» DIRECTION: Pull out every line below holding the word "Weer".

### MATERIAL SHOWN

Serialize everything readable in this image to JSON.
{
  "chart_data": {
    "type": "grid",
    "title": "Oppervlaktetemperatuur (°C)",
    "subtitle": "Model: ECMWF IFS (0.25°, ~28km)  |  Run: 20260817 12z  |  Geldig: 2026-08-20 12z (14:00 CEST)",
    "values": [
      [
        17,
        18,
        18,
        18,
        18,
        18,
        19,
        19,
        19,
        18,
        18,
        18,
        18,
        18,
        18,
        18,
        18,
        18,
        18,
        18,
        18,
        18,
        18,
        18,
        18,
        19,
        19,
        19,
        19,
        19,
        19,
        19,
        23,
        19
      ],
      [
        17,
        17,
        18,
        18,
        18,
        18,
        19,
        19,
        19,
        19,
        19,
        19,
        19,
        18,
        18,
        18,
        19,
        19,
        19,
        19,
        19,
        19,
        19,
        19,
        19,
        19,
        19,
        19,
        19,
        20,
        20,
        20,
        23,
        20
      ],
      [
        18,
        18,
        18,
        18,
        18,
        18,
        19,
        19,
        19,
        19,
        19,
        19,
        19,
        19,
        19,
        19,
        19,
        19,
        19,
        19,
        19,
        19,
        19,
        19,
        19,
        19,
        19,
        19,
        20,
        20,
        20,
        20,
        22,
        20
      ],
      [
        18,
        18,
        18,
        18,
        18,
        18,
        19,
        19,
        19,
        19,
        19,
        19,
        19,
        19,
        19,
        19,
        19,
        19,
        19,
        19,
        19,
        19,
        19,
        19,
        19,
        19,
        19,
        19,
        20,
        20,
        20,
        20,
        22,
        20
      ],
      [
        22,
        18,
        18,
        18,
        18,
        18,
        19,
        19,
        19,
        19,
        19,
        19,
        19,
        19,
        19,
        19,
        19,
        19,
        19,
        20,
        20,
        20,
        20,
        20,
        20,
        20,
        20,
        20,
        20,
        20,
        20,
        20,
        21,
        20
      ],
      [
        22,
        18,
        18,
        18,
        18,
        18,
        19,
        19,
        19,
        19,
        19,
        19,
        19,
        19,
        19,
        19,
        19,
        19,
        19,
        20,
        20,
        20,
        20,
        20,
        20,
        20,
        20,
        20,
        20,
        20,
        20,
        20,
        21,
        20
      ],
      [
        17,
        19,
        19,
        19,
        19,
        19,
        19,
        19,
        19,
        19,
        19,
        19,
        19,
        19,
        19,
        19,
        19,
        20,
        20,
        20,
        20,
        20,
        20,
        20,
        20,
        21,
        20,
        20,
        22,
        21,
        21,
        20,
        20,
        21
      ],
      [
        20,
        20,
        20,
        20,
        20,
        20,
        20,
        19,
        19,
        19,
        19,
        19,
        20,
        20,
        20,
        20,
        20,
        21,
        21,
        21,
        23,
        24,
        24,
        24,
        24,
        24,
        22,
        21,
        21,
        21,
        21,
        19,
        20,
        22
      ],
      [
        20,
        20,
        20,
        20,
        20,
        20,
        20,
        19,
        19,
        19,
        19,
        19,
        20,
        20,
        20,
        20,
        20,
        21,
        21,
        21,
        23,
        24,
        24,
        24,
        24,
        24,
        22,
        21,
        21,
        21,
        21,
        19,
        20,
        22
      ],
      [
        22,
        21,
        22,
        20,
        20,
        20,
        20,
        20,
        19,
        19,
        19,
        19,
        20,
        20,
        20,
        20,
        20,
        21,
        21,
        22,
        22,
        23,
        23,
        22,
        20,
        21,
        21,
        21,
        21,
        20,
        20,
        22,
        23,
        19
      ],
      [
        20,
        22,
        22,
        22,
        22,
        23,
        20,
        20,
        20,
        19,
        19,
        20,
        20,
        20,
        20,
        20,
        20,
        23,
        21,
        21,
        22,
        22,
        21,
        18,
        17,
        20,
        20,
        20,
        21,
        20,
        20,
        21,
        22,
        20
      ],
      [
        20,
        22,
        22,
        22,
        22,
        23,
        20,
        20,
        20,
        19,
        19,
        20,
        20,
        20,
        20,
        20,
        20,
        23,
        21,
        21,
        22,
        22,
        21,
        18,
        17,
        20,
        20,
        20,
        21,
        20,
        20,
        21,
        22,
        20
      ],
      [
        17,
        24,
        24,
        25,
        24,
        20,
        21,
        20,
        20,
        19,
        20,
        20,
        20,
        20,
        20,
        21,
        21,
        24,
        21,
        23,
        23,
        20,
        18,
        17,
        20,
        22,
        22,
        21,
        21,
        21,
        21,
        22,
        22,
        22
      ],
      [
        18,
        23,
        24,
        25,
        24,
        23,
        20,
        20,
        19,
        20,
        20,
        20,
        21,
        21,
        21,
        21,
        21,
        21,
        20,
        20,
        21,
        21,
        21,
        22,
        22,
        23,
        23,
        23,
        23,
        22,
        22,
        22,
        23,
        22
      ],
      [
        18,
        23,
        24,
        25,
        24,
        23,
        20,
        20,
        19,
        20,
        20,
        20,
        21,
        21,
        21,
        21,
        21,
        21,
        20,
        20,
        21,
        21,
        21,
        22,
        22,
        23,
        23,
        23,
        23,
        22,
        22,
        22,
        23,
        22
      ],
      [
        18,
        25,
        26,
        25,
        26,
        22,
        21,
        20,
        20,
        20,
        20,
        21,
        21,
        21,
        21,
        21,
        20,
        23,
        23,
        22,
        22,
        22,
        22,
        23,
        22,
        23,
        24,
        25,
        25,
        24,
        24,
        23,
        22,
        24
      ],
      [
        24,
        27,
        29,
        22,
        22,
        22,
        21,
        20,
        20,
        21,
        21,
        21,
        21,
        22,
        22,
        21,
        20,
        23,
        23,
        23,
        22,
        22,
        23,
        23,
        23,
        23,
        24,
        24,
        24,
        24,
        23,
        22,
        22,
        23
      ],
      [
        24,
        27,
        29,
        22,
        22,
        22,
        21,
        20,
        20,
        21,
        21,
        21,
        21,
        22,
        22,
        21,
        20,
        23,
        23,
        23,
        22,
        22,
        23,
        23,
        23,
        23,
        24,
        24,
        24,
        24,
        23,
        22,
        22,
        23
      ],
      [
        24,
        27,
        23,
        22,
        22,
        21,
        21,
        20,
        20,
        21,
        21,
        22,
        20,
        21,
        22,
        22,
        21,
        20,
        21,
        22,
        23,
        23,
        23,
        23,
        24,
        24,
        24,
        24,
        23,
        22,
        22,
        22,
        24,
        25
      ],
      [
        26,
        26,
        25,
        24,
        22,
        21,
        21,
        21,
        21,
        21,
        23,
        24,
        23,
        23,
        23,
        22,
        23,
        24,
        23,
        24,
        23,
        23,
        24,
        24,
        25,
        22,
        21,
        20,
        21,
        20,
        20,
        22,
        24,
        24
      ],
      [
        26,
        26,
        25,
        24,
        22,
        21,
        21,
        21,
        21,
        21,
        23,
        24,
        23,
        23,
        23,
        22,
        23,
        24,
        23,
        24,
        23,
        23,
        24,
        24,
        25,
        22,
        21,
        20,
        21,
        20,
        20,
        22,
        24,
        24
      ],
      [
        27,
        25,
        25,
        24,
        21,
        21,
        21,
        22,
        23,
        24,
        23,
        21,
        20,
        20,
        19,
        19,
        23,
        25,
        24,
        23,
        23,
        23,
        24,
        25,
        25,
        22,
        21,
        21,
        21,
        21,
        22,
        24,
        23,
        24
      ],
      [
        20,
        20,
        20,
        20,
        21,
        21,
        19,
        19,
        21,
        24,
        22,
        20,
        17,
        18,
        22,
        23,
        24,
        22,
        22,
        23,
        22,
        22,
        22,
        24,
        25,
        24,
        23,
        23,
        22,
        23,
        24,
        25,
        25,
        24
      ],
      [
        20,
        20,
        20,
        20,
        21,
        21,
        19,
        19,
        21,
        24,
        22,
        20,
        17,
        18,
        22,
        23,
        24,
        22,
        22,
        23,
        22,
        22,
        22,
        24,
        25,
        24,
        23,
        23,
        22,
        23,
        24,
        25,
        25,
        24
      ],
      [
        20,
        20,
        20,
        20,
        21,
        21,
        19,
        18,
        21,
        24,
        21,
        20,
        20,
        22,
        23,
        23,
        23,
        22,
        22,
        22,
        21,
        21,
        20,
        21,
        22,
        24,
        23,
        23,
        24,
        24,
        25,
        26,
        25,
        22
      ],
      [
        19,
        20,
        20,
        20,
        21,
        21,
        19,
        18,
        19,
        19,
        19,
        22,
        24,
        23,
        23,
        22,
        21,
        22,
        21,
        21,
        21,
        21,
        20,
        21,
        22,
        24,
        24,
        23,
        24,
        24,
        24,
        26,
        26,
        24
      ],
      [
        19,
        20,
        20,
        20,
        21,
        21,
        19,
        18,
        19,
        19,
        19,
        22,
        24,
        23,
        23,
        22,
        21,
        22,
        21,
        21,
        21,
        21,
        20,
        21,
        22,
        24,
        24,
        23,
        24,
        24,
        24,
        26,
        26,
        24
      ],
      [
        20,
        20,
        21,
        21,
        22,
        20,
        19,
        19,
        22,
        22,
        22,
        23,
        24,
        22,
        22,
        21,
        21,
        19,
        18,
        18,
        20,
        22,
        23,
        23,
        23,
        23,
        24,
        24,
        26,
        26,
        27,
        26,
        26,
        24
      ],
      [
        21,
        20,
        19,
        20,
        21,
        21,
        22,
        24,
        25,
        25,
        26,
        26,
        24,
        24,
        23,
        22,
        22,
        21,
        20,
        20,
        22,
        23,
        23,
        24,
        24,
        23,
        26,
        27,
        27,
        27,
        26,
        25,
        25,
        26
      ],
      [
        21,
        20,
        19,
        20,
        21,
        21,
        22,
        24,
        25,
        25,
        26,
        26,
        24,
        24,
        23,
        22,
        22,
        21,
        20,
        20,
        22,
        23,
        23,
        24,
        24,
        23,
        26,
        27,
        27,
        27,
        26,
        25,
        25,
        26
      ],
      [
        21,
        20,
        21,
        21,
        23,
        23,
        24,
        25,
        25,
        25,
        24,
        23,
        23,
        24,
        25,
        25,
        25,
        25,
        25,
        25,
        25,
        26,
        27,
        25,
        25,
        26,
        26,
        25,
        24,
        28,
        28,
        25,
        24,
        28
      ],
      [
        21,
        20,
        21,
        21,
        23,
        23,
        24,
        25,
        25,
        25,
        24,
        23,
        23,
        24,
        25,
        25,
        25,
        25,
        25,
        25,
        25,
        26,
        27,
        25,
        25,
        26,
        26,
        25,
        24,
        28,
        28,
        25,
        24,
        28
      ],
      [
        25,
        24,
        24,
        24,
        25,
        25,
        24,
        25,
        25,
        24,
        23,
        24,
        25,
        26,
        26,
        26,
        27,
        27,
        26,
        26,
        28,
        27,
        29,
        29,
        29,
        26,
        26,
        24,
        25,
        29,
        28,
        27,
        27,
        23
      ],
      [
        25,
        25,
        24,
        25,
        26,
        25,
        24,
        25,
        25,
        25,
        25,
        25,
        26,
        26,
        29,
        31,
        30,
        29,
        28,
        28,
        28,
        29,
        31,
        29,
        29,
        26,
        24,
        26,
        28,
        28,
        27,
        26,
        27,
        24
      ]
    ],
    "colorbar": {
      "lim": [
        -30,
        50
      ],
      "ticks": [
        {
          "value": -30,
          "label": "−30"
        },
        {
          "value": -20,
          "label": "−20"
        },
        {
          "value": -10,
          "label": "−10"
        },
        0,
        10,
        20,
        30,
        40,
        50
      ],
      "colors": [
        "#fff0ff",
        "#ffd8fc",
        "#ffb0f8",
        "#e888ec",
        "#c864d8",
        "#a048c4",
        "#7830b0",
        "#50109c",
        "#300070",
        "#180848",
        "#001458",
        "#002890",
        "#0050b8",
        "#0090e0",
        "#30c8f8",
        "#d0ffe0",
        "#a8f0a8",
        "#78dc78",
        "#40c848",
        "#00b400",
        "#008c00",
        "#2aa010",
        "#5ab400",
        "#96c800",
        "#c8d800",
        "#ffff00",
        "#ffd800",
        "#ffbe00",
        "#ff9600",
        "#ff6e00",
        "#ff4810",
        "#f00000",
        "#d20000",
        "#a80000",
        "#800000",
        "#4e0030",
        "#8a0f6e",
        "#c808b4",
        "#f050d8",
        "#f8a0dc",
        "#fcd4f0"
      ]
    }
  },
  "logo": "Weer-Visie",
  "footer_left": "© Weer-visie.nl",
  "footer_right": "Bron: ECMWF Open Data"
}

######

» OUTPUT BELOW:
  "logo": "Weer-Visie",
  "footer_left": "© Weer-visie.nl",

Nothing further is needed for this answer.